• **Assignment**
Return each line of the entries that mentions the word "lado".

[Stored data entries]
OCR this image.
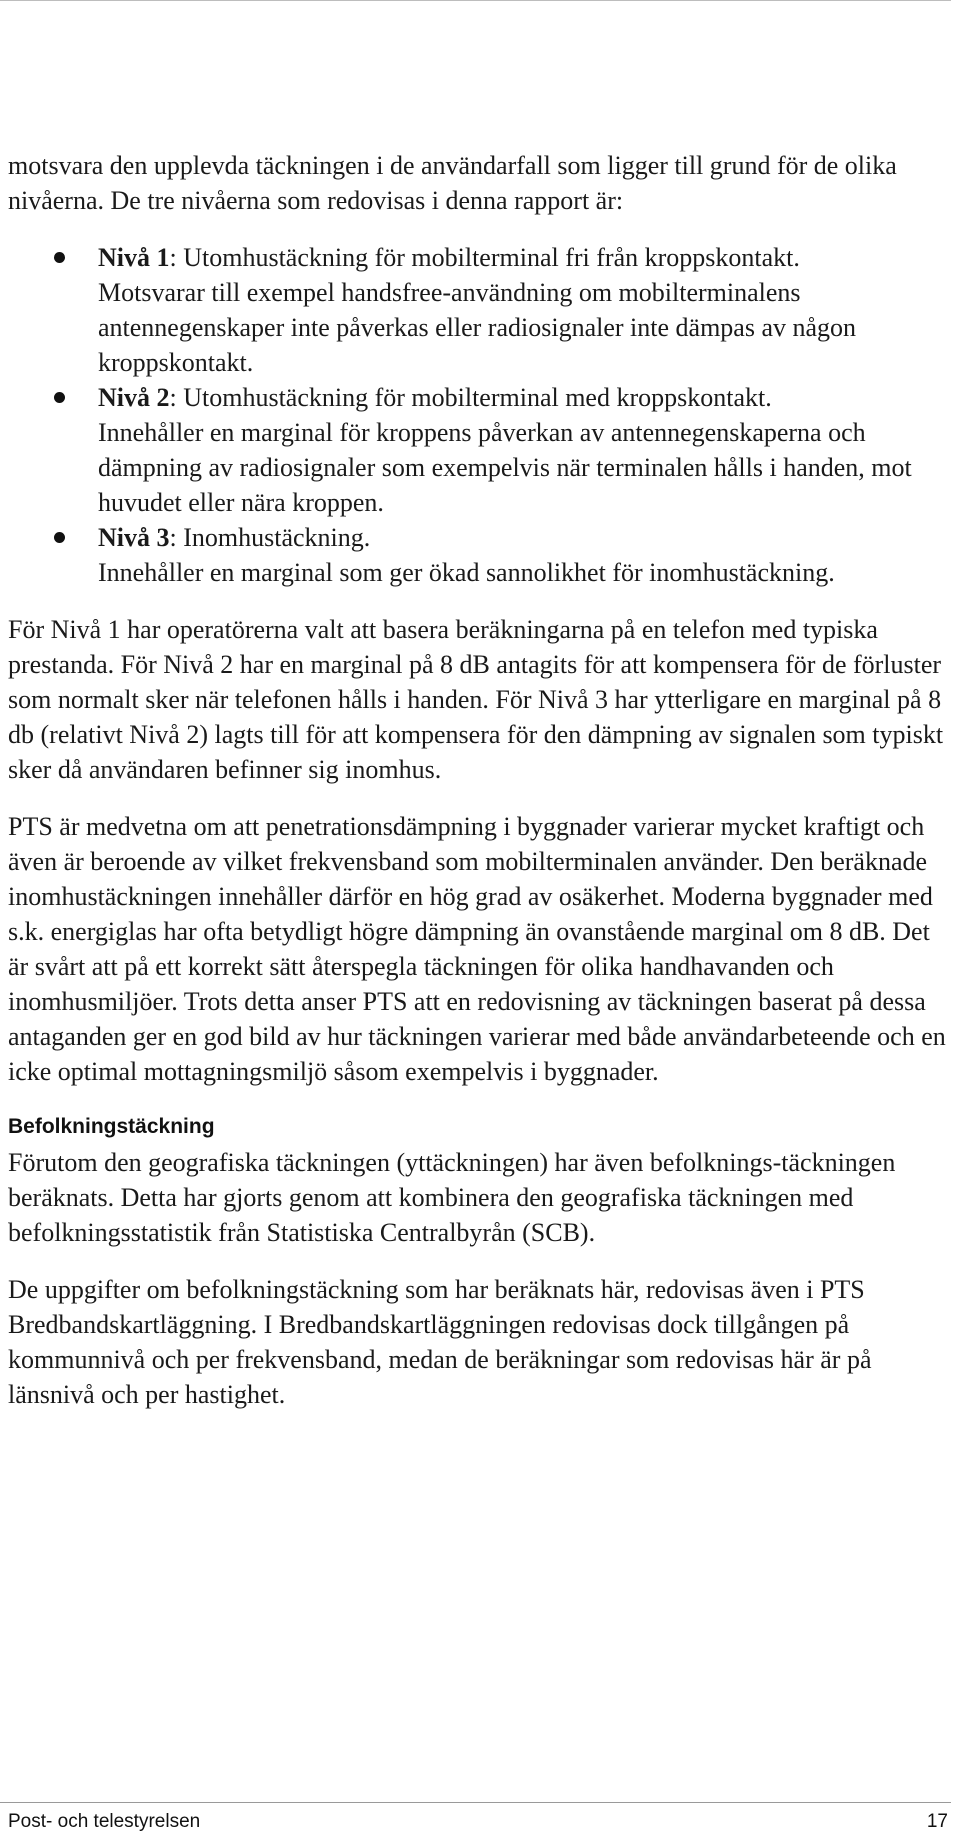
motsvara den upplevda täckningen i de användarfall som ligger till grund för de olika nivåerna. De tre nivåerna som redovisas i denna rapport är:

Nivå 1: Utomhustäckning för mobilterminal fri från kroppskontakt.
Motsvarar till exempel handsfree-användning om mobilterminalens antennegenskaper inte påverkas eller radiosignaler inte dämpas av någon kroppskontakt.
Nivå 2: Utomhustäckning för mobilterminal med kroppskontakt.
Innehåller en marginal för kroppens påverkan av antennegenskaperna och dämpning av radiosignaler som exempelvis när terminalen hålls i handen, mot huvudet eller nära kroppen.
Nivå 3: Inomhustäckning.
Innehåller en marginal som ger ökad sannolikhet för inomhustäckning.

För Nivå 1 har operatörerna valt att basera beräkningarna på en telefon med typiska prestanda. För Nivå 2 har en marginal på 8 dB antagits för att kompensera för de förluster som normalt sker när telefonen hålls i handen. För Nivå 3 har ytterligare en marginal på 8 db (relativt Nivå 2) lagts till för att kompensera för den dämpning av signalen som typiskt sker då användaren befinner sig inomhus.

PTS är medvetna om att penetrationsdämpning i byggnader varierar mycket kraftigt och även är beroende av vilket frekvensband som mobilterminalen använder. Den beräknade inomhustäckningen innehåller därför en hög grad av osäkerhet. Moderna byggnader med s.k. energiglas har ofta betydligt högre dämpning än ovanstående marginal om 8 dB. Det är svårt att på ett korrekt sätt återspegla täckningen för olika handhavanden och inomhusmiljöer. Trots detta anser PTS att en redovisning av täckningen baserat på dessa antaganden ger en god bild av hur täckningen varierar med både användarbeteende och en icke optimal mottagningsmiljö såsom exempelvis i byggnader.

Befolkningstäckning

Förutom den geografiska täckningen (yttäckningen) har även befolknings-täckningen beräknats. Detta har gjorts genom att kombinera den geografiska täckningen med befolkningsstatistik från Statistiska Centralbyrån (SCB).

De uppgifter om befolkningstäckning som har beräknats här, redovisas även i PTS Bredbandskartläggning. I Bredbandskartläggningen redovisas dock tillgången på kommunnivå och per frekvensband, medan de beräkningar som redovisas här är på länsnivå och per hastighet.

Post- och telestyrelsen	17
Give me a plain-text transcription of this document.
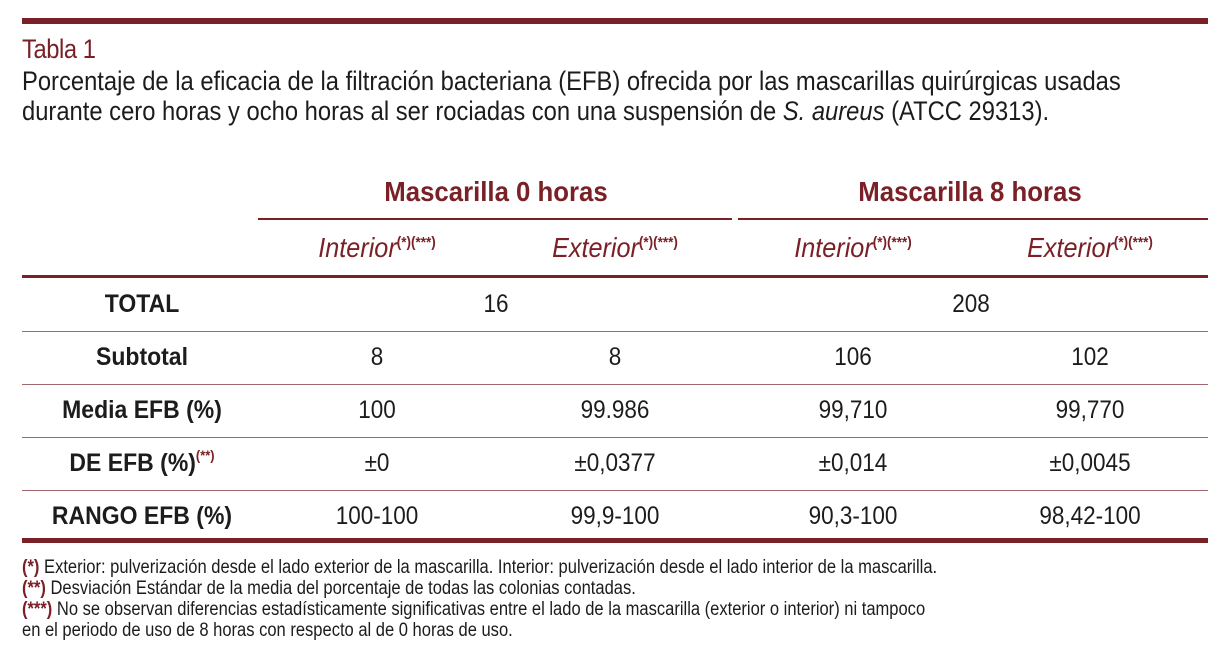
Tabla 1
Porcentaje de la eficacia de la filtración bacteriana (EFB) ofrecida por las mascarillas quirúrgicas usadas durante cero horas y ocho horas al ser rociadas con una suspensión de S. aureus (ATCC 29313).
Mascarilla 0 horas	Mascarilla 8 horas
Interior(*)(***)	Exterior(*)(***)	Interior(*)(***)	Exterior(*)(***)
TOTAL	16	208
Subtotal	8	8	106	102
Media EFB (%)	100	99.986	99,710	99,770
DE EFB (%)(**)	±0	±0,0377	±0,014	±0,0045
RANGO EFB (%)	100-100	99,9-100	90,3-100	98,42-100
(*) Exterior: pulverización desde el lado exterior de la mascarilla. Interior: pulverización desde el lado interior de la mascarilla.
(**) Desviación Estándar de la media del porcentaje de todas las colonias contadas.
(***) No se observan diferencias estadísticamente significativas entre el lado de la mascarilla (exterior o interior) ni tampoco
en el periodo de uso de 8 horas con respecto al de 0 horas de uso.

• **Written reply**
(*) Exterior: pulverización desde el lado exterior de la mascarilla. Interior: pulverización desde el lado interior de la mascarilla.
(***) No se observan diferencias estadísticamente significativas entre el lado de la mascarilla (exterior o interior) ni tampoco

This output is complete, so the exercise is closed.